Data entries for graphics
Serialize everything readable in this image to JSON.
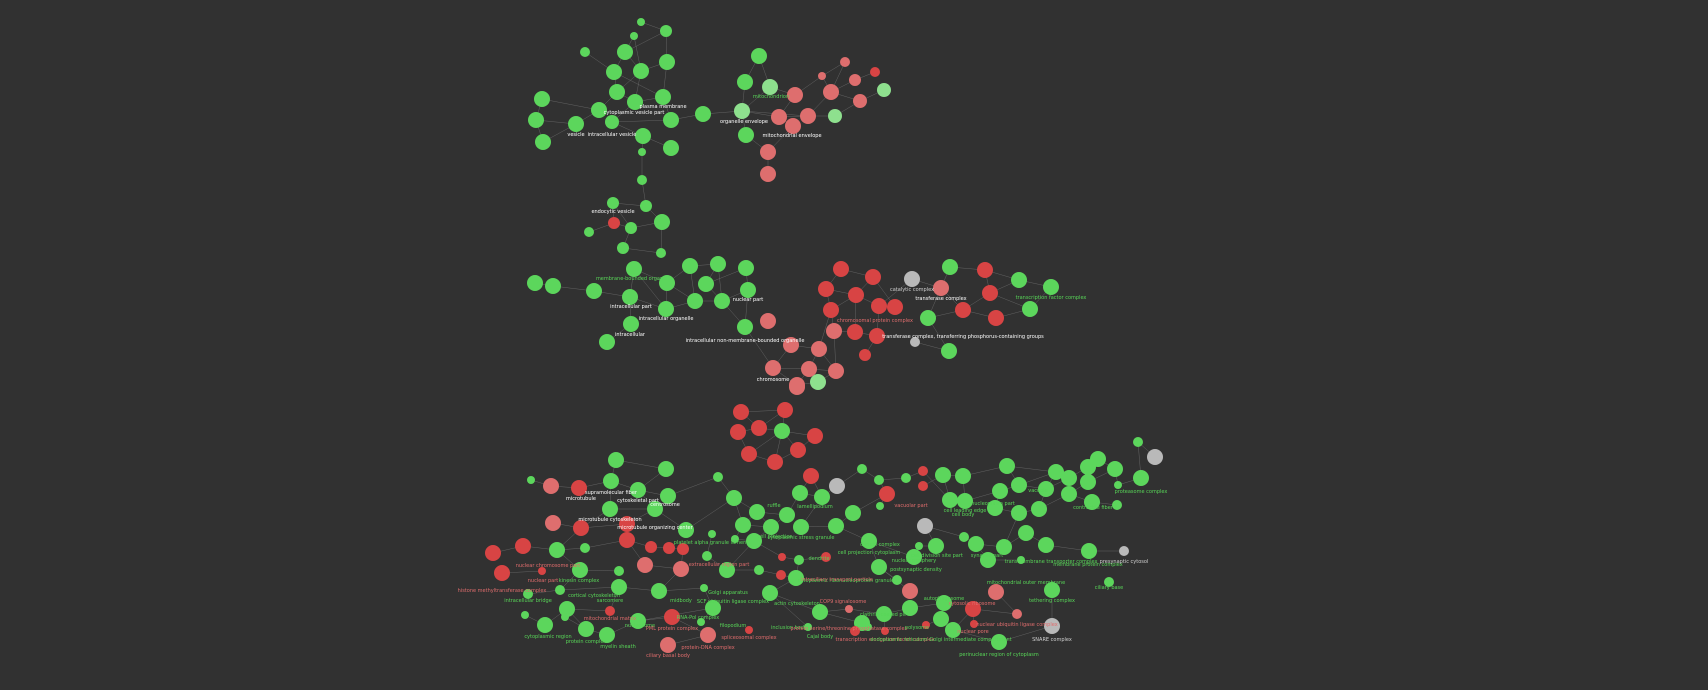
{
  "colors": {
    "background": "#313131",
    "green": "#5cd65c",
    "light_red": "#de6e6e",
    "red": "#d84444",
    "gray": "#b9b9b9",
    "light_green": "#8ee08e"
  },
  "labels": {
    "plasma_membrane": "plasma membrane",
    "cytoplasmic_vesicle_part": "cytoplasmic vesicle part",
    "vesicle": "vesicle",
    "intracellular_vesicle": "intracellular vesicle",
    "mitochondrion": "mitochondrion",
    "organelle_envelope": "organelle envelope",
    "mitochondrial_envelope": "mitochondrial envelope",
    "endocytic_vesicle": "endocytic vesicle",
    "membrane_bounded_organelle": "membrane-bounded organelle",
    "intracellular_part": "intracellular part",
    "intracellular_organelle": "intracellular organelle",
    "intracellular": "intracellular",
    "nuclear_part": "nuclear part",
    "non_membrane_bounded_organelle": "intracellular non-membrane-bounded organelle",
    "chromosome": "chromosome",
    "catalytic_complex": "catalytic complex",
    "transferase_complex": "transferase complex",
    "transferase_phospho": "transferase complex, transferring phosphorus-containing groups",
    "transcription_factor_complex": "transcription factor complex",
    "chromatin_complex": "chromosomal protein complex",
    "microtubule": "microtubule",
    "supramolecular_fiber": "supramolecular fiber",
    "cytoskeletal_part": "cytoskeletal part",
    "centrosome": "centrosome",
    "microtubule_cytoskeleton": "microtubule cytoskeleton",
    "mtoc": "microtubule organizing center",
    "ruffle": "ruffle",
    "lamellipodium": "lamellipodium",
    "cytoplasmic_part": "cytoplasmic part",
    "cell_leading_edge": "cell leading edge",
    "nucleoplasm_part": "nucleoplasm part",
    "vacuole": "vacuole",
    "contractile_fiber": "contractile fiber",
    "proteasome_complex": "proteasome complex",
    "platelet_alpha_granule_lumen": "platelet alpha granule lumen",
    "projection": "cell projection",
    "cytoplasmic_granule": "cytoplasmic ribonucleoprotein granule",
    "cell_division_site": "cell division site part",
    "cytoplasmic_stress_granule": "cytoplasmic stress granule",
    "synapse_part": "synapse part",
    "nuclear_periphery": "nuclear periphery",
    "transmembrane_transporter_complex": "transmembrane transporter complex",
    "membrane_protein_complex": "membrane protein complex",
    "presynaptic_cytosol": "presynaptic cytosol",
    "cilium_base": "ciliary base",
    "bicellular_tight_junction": "intracellular bridge",
    "ciliary_transition_zone": "ciliary transition zone",
    "kinetochore": "nuclear part",
    "kinesin_complex": "kinesin complex",
    "microtubule_end": "cortical cytoskeleton",
    "sarcomere": "sarcomere",
    "midbody": "midbody",
    "cytoplasmic_region": "cytoplasmic region",
    "protein_complex": "protein complex",
    "myelin_sheath": "myelin sheath",
    "intracellular_bridge": "intracellular bridge",
    "mitochondrial_matrix": "mitochondrial matrix",
    "nucleosome": "nucleosome",
    "pml_body": "PML protein complex",
    "mrna_complex": "RNA-Pol complex",
    "ciliary_basal_body": "ciliary basal body",
    "protein_dna_complex": "protein-DNA complex",
    "spliceosomal": "spliceosomal complex",
    "filopodium": "filopodium",
    "ubiquitin_ligase": "SCF ubiquitin ligase complex",
    "inclusion_body": "inclusion body",
    "cajal_body": "Cajal body",
    "protein_serine": "protein serine/threonine phosphatase complex",
    "transcription_elongation": "transcription elongation factor complex",
    "cop9": "COP9 signalosome",
    "actin_cytoskeleton": "actin cytoskeleton",
    "clathrin_coated_pit": "clathrin-coated pit",
    "polysome": "polysome",
    "er_golgi": "endoplasmic reticulum-Golgi intermediate compartment",
    "nuclear_pore": "nuclear pore",
    "nuclear_ubiquitin": "nuclear ubiquitin ligase complex",
    "perinuclear_region": "perinuclear region of cytoplasm",
    "snare_complex": "SNARE complex",
    "tethering_complex": "tethering complex",
    "mito_outer_membrane": "mitochondrial outer membrane",
    "autophagosome": "autophagosome",
    "cytosolic_ribosome": "cytosolic ribosome",
    "polymerase_complex": "DNA polymerase complex",
    "golgi_apparatus": "Golgi apparatus",
    "dendrite": "dendrite",
    "extracellular": "extracellular region part",
    "transport_particle": "intraciliary transport particle",
    "vacuolar_part": "vacuolar part",
    "cell_body": "cell body",
    "dynein_complex": "dynein complex",
    "cell_projection_cytoplasm": "cell projection cytoplasm",
    "postsynaptic_density": "postsynaptic density",
    "nuclear_chromosome_part": "nuclear chromosome part",
    "histone_methyltransferase": "histone methyltransferase complex"
  }
}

» Exercise: Give the entries back verbatim and omit the images.

» Solution to this problem:
Serialize everything readable in this image to JSON.
{
  "colors": {
    "background": "#313131",
    "green": "#5cd65c",
    "light_red": "#de6e6e",
    "red": "#d84444",
    "gray": "#b9b9b9",
    "light_green": "#8ee08e"
  },
  "labels": {
    "plasma_membrane": "plasma membrane",
    "cytoplasmic_vesicle_part": "cytoplasmic vesicle part",
    "vesicle": "vesicle",
    "intracellular_vesicle": "intracellular vesicle",
    "mitochondrion": "mitochondrion",
    "organelle_envelope": "organelle envelope",
    "mitochondrial_envelope": "mitochondrial envelope",
    "endocytic_vesicle": "endocytic vesicle",
    "membrane_bounded_organelle": "membrane-bounded organelle",
    "intracellular_part": "intracellular part",
    "intracellular_organelle": "intracellular organelle",
    "intracellular": "intracellular",
    "nuclear_part": "nuclear part",
    "non_membrane_bounded_organelle": "intracellular non-membrane-bounded organelle",
    "chromosome": "chromosome",
    "catalytic_complex": "catalytic complex",
    "transferase_complex": "transferase complex",
    "transferase_phospho": "transferase complex, transferring phosphorus-containing groups",
    "transcription_factor_complex": "transcription factor complex",
    "chromatin_complex": "chromosomal protein complex",
    "microtubule": "microtubule",
    "supramolecular_fiber": "supramolecular fiber",
    "cytoskeletal_part": "cytoskeletal part",
    "centrosome": "centrosome",
    "microtubule_cytoskeleton": "microtubule cytoskeleton",
    "mtoc": "microtubule organizing center",
    "ruffle": "ruffle",
    "lamellipodium": "lamellipodium",
    "cytoplasmic_part": "cytoplasmic part",
    "cell_leading_edge": "cell leading edge",
    "nucleoplasm_part": "nucleoplasm part",
    "vacuole": "vacuole",
    "contractile_fiber": "contractile fiber",
    "proteasome_complex": "proteasome complex",
    "platelet_alpha_granule_lumen": "platelet alpha granule lumen",
    "projection": "cell projection",
    "cytoplasmic_granule": "cytoplasmic ribonucleoprotein granule",
    "cell_division_site": "cell division site part",
    "cytoplasmic_stress_granule": "cytoplasmic stress granule",
    "synapse_part": "synapse part",
    "nuclear_periphery": "nuclear periphery",
    "transmembrane_transporter_complex": "transmembrane transporter complex",
    "membrane_protein_complex": "membrane protein complex",
    "presynaptic_cytosol": "presynaptic cytosol",
    "cilium_base": "ciliary base",
    "bicellular_tight_junction": "intracellular bridge",
    "ciliary_transition_zone": "ciliary transition zone",
    "kinetochore": "nuclear part",
    "kinesin_complex": "kinesin complex",
    "microtubule_end": "cortical cytoskeleton",
    "sarcomere": "sarcomere",
    "midbody": "midbody",
    "cytoplasmic_region": "cytoplasmic region",
    "protein_complex": "protein complex",
    "myelin_sheath": "myelin sheath",
    "intracellular_bridge": "intracellular bridge",
    "mitochondrial_matrix": "mitochondrial matrix",
    "nucleosome": "nucleosome",
    "pml_body": "PML protein complex",
    "mrna_complex": "RNA-Pol complex",
    "ciliary_basal_body": "ciliary basal body",
    "protein_dna_complex": "protein-DNA complex",
    "spliceosomal": "spliceosomal complex",
    "filopodium": "filopodium",
    "ubiquitin_ligase": "SCF ubiquitin ligase complex",
    "inclusion_body": "inclusion body",
    "cajal_body": "Cajal body",
    "protein_serine": "protein serine/threonine phosphatase complex",
    "transcription_elongation": "transcription elongation factor complex",
    "cop9": "COP9 signalosome",
    "actin_cytoskeleton": "actin cytoskeleton",
    "clathrin_coated_pit": "clathrin-coated pit",
    "polysome": "polysome",
    "er_golgi": "endoplasmic reticulum-Golgi intermediate compartment",
    "nuclear_pore": "nuclear pore",
    "nuclear_ubiquitin": "nuclear ubiquitin ligase complex",
    "perinuclear_region": "perinuclear region of cytoplasm",
    "snare_complex": "SNARE complex",
    "tethering_complex": "tethering complex",
    "mito_outer_membrane": "mitochondrial outer membrane",
    "autophagosome": "autophagosome",
    "cytosolic_ribosome": "cytosolic ribosome",
    "polymerase_complex": "DNA polymerase complex",
    "golgi_apparatus": "Golgi apparatus",
    "dendrite": "dendrite",
    "extracellular": "extracellular region part",
    "transport_particle": "intraciliary transport particle",
    "vacuolar_part": "vacuolar part",
    "cell_body": "cell body",
    "dynein_complex": "dynein complex",
    "cell_projection_cytoplasm": "cell projection cytoplasm",
    "postsynaptic_density": "postsynaptic density",
    "nuclear_chromosome_part": "nuclear chromosome part",
    "histone_methyltransferase": "histone methyltransferase complex"
  }
}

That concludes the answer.